**Work required**
Copy the data below exactly, omitting any picture it contains.
====== Dataset records ======
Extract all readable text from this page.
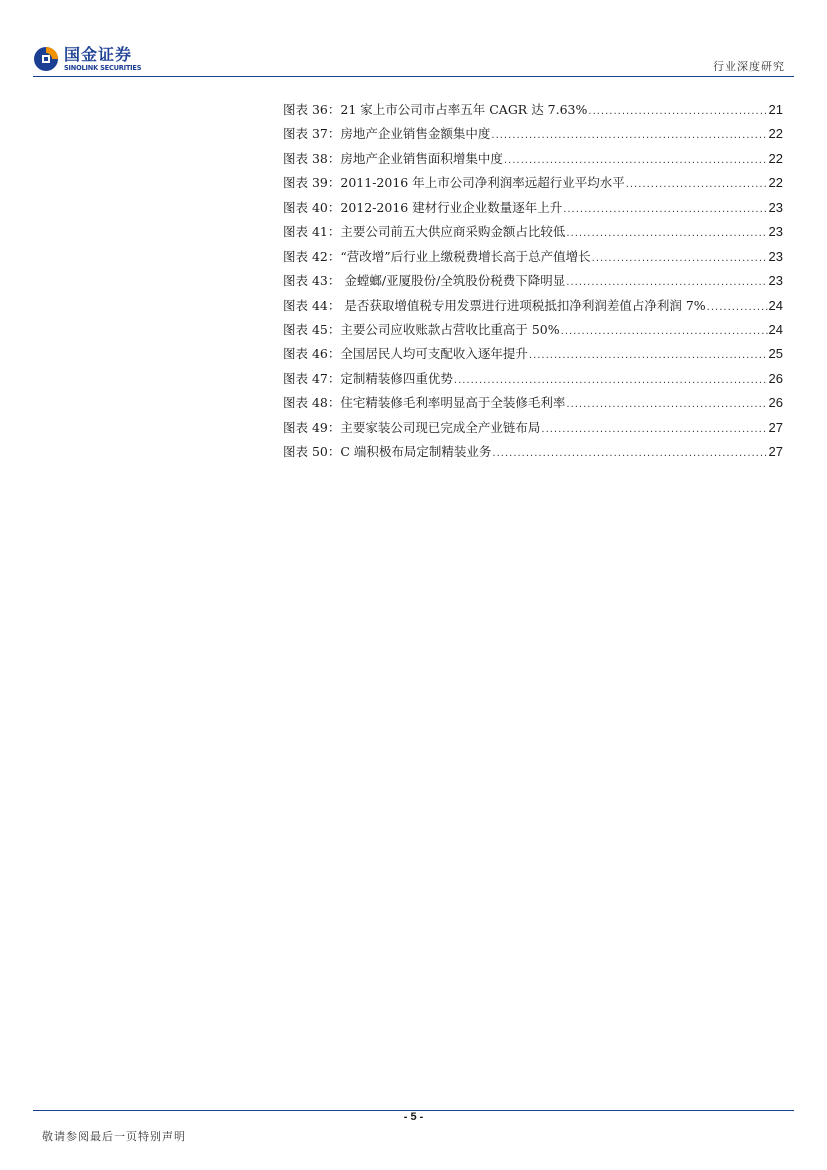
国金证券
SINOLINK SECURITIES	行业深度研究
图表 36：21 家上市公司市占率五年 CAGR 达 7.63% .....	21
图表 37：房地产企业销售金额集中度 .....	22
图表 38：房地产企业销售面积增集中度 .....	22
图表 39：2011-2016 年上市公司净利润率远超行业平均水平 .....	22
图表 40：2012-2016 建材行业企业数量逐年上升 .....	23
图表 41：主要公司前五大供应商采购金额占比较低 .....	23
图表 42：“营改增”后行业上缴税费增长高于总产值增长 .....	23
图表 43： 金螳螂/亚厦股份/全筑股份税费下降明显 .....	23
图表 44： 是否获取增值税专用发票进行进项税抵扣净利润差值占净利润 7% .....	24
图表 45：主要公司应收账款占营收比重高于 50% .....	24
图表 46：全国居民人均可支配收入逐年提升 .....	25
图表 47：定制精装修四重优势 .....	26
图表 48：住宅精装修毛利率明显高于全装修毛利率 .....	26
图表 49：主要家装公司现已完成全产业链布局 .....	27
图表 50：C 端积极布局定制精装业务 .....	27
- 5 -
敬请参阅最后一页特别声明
======
**Finished task**
Extract all readable text from this page.
国金证券
SINOLINK SECURITIES	行业深度研究
图表 36：21 家上市公司市占率五年 CAGR 达 7.63% .....	21
图表 37：房地产企业销售金额集中度 .....	22
图表 38：房地产企业销售面积增集中度 .....	22
图表 39：2011-2016 年上市公司净利润率远超行业平均水平 .....	22
图表 40：2012-2016 建材行业企业数量逐年上升 .....	23
图表 41：主要公司前五大供应商采购金额占比较低 .....	23
图表 42：“营改增”后行业上缴税费增长高于总产值增长 .....	23
图表 43： 金螳螂/亚厦股份/全筑股份税费下降明显 .....	23
图表 44： 是否获取增值税专用发票进行进项税抵扣净利润差值占净利润 7% .....	24
图表 45：主要公司应收账款占营收比重高于 50% .....	24
图表 46：全国居民人均可支配收入逐年提升 .....	25
图表 47：定制精装修四重优势 .....	26
图表 48：住宅精装修毛利率明显高于全装修毛利率 .....	26
图表 49：主要家装公司现已完成全产业链布局 .....	27
图表 50：C 端积极布局定制精装业务 .....	27
- 5 -
敬请参阅最后一页特别声明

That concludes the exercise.